Records shown –
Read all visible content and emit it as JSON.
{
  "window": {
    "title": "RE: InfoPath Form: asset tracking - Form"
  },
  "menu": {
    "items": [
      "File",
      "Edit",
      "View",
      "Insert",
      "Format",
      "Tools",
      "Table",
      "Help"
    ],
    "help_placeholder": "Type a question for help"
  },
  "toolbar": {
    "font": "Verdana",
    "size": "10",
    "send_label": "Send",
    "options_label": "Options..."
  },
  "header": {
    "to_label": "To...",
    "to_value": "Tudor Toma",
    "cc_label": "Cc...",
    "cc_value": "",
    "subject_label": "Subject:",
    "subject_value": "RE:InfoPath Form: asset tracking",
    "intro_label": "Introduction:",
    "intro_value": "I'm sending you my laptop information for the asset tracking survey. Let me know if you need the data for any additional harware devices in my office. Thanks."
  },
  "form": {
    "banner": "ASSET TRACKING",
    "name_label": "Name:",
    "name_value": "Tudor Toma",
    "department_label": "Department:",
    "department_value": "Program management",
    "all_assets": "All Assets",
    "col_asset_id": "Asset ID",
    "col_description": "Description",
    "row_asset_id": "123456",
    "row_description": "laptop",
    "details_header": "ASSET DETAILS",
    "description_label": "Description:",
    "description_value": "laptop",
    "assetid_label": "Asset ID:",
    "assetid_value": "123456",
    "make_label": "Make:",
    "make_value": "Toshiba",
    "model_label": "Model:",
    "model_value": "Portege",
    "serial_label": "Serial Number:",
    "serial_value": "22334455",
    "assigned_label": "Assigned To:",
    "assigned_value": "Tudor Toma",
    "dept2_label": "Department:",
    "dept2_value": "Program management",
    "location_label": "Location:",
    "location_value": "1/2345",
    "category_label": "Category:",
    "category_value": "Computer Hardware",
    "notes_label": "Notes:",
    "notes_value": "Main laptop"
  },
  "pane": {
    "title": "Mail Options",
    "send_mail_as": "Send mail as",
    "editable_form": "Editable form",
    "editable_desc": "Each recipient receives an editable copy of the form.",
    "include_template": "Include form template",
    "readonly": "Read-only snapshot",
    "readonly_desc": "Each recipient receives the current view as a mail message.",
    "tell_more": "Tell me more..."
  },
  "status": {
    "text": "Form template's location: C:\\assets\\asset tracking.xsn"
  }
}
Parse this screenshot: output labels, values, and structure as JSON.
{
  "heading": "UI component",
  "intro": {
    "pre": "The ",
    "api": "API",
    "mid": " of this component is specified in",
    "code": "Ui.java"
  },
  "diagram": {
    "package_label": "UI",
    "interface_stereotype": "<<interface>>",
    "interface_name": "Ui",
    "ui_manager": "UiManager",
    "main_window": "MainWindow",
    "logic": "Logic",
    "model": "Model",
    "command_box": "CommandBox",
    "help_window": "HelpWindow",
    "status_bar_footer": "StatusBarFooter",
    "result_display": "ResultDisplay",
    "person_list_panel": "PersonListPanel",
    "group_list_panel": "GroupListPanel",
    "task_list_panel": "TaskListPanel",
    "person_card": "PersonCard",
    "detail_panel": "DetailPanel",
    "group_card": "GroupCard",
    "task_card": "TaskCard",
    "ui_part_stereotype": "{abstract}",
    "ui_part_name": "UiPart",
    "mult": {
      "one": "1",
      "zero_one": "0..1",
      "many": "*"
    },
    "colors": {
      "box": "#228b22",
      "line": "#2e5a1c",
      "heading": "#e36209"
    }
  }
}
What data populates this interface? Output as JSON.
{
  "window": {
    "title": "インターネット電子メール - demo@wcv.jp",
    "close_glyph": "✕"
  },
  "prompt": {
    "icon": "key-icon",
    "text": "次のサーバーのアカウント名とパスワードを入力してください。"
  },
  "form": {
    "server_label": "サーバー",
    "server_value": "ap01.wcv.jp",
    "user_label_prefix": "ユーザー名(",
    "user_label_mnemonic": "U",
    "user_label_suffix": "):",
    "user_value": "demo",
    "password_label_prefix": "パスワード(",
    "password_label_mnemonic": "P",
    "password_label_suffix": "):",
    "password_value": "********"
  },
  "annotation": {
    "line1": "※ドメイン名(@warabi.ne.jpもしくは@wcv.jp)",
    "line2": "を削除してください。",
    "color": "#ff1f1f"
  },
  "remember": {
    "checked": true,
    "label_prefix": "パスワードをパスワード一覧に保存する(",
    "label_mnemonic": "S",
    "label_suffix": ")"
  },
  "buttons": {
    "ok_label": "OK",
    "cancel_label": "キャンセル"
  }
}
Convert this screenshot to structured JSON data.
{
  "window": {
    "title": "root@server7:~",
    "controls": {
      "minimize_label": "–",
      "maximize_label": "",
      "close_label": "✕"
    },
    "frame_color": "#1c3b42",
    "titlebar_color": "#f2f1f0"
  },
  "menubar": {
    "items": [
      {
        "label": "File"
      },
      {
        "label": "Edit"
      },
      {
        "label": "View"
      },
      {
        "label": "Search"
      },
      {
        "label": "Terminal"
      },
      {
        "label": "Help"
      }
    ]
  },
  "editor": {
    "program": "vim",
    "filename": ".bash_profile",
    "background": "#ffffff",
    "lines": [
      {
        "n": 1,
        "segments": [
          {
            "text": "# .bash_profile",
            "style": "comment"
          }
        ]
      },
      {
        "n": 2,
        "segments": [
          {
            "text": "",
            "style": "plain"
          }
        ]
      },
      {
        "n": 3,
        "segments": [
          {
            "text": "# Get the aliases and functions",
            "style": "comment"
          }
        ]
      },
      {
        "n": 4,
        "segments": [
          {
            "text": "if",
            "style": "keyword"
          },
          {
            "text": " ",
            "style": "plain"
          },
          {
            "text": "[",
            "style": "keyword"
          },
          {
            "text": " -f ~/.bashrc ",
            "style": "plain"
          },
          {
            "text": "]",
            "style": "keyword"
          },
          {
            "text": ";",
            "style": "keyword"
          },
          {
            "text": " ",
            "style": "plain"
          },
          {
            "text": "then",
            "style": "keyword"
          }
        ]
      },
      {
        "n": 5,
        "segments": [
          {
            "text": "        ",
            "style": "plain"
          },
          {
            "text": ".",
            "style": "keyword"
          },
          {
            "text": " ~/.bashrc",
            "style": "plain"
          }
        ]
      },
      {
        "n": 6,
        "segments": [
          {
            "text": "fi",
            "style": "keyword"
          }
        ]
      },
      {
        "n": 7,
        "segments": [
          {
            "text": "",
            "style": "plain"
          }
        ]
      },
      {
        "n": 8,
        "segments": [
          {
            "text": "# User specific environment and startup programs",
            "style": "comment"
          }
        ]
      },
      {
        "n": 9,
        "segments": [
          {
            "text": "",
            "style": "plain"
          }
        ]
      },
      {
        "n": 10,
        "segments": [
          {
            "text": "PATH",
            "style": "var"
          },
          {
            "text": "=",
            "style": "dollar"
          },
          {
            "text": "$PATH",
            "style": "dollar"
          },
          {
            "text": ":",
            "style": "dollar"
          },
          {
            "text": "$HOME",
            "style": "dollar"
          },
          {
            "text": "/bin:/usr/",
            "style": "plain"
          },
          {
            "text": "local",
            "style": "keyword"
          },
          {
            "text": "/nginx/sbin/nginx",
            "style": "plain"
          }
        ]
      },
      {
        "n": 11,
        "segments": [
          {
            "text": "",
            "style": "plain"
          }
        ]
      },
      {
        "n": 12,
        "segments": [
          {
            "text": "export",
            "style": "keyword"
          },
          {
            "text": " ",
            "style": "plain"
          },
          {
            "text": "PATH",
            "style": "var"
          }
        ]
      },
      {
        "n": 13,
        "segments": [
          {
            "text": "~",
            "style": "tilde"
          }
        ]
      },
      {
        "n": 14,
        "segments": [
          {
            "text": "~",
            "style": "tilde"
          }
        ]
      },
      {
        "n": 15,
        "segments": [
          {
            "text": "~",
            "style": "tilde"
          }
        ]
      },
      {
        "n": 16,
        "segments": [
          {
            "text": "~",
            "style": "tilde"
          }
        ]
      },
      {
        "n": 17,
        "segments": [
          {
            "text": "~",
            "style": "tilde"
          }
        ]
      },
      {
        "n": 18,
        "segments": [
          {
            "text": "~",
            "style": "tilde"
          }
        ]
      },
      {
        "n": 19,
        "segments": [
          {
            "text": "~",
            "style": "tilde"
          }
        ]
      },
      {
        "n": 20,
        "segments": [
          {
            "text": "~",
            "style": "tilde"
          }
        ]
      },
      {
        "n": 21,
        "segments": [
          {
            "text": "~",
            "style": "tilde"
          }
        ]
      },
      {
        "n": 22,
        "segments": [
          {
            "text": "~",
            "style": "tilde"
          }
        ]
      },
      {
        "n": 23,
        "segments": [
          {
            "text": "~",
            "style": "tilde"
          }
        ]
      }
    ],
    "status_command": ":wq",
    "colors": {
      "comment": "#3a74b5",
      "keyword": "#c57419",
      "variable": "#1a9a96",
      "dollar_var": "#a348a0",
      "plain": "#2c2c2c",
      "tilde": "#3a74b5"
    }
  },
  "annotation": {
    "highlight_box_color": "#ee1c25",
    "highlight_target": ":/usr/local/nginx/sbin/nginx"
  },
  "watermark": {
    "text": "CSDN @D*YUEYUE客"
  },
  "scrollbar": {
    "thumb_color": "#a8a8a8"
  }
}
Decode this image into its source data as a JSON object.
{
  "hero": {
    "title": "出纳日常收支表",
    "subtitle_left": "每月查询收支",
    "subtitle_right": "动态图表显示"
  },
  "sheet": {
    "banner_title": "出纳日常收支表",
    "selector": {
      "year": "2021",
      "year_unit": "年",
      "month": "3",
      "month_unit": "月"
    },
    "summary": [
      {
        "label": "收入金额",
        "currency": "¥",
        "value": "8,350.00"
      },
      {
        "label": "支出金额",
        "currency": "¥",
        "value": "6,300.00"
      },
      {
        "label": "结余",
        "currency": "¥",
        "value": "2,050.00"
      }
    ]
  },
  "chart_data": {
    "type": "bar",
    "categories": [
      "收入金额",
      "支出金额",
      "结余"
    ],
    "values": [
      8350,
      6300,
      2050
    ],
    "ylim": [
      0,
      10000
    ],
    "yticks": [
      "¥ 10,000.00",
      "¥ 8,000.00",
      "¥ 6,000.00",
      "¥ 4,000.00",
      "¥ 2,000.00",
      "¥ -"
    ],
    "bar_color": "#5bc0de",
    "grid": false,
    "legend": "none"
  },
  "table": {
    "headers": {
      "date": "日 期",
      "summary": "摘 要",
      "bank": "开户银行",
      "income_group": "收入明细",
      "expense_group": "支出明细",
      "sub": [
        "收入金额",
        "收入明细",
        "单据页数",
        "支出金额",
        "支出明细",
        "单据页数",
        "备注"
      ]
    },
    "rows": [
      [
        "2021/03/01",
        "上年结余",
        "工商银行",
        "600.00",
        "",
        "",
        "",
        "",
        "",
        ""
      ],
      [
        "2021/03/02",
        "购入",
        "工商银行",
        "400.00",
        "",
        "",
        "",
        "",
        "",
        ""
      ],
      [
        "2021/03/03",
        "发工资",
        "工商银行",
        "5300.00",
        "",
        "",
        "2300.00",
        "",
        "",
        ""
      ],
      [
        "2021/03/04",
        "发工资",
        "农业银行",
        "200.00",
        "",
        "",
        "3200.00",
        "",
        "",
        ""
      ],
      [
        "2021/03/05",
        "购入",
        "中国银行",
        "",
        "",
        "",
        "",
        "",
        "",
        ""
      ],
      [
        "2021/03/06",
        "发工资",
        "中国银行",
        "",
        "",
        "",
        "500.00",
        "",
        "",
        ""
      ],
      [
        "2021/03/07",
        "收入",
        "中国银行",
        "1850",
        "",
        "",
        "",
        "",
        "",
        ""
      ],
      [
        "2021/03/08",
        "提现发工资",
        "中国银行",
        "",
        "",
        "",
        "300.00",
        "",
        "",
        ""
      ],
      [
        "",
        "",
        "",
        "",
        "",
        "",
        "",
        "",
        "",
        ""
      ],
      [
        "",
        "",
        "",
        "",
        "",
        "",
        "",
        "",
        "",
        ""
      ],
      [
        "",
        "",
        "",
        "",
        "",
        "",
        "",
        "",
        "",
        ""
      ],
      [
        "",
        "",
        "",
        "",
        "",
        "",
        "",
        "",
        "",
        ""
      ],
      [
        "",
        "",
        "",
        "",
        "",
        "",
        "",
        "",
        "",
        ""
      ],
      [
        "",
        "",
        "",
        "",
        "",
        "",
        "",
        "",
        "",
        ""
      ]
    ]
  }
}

Goal – Copy out each line of the data where the string "Toma" appears.

Task output –
    "to_value": "Tudor Toma",
    "name_value": "Tudor Toma",
    "assigned_value": "Tudor Toma",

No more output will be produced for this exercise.